■ SHORT PROBLEM: Find each line holding "name" and copy it out.

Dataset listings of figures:
********************
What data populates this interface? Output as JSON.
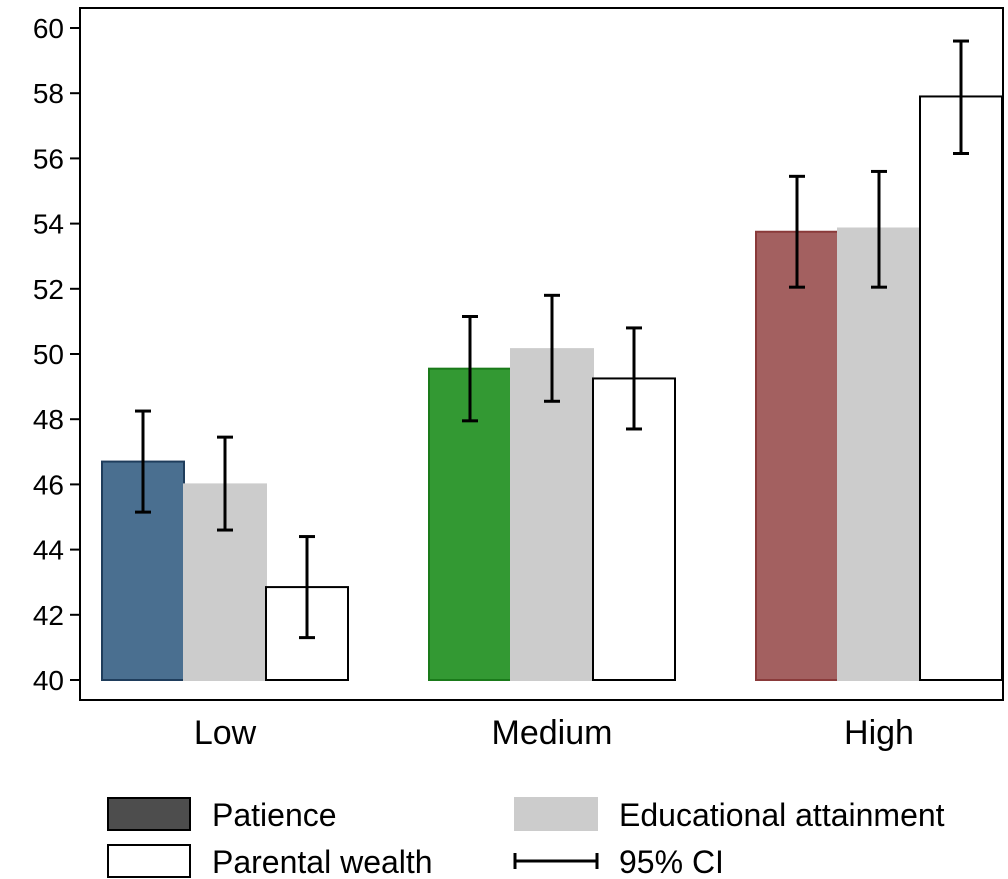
{
  "chart_data": {
    "type": "bar",
    "categories": [
      "Low",
      "Medium",
      "High"
    ],
    "series": [
      {
        "name": "Patience",
        "values": [
          46.7,
          49.55,
          53.75
        ],
        "ci_low": [
          45.15,
          47.95,
          52.05
        ],
        "ci_high": [
          48.25,
          51.15,
          55.45
        ]
      },
      {
        "name": "Educational attainment",
        "values": [
          46.0,
          50.15,
          53.85
        ],
        "ci_low": [
          44.6,
          48.55,
          52.05
        ],
        "ci_high": [
          47.45,
          51.8,
          55.6
        ]
      },
      {
        "name": "Parental wealth",
        "values": [
          42.85,
          49.25,
          57.9
        ],
        "ci_low": [
          41.3,
          47.7,
          56.15
        ],
        "ci_high": [
          44.4,
          50.8,
          59.6
        ]
      }
    ],
    "yticks": [
      40,
      42,
      44,
      46,
      48,
      50,
      52,
      54,
      56,
      58,
      60
    ],
    "ylim": [
      40,
      60
    ],
    "legend": {
      "placement": "bottom",
      "ci_label": "95% CI",
      "patience_swatch_color": "#4d4d4d"
    },
    "colors": {
      "patience_by_category": [
        "#4a6f90",
        "#339933",
        "#a36060"
      ],
      "patience_edge_by_category": [
        "#1f3d5c",
        "#1a7a1a",
        "#8a3a3a"
      ],
      "educational_attainment": "#cccccc",
      "parental_wealth": "#ffffff"
    },
    "grid": false
  }
}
********************
■ FULL ANSWER:
        "name": "Patience",
        "name": "Educational attainment",
        "name": "Parental wealth",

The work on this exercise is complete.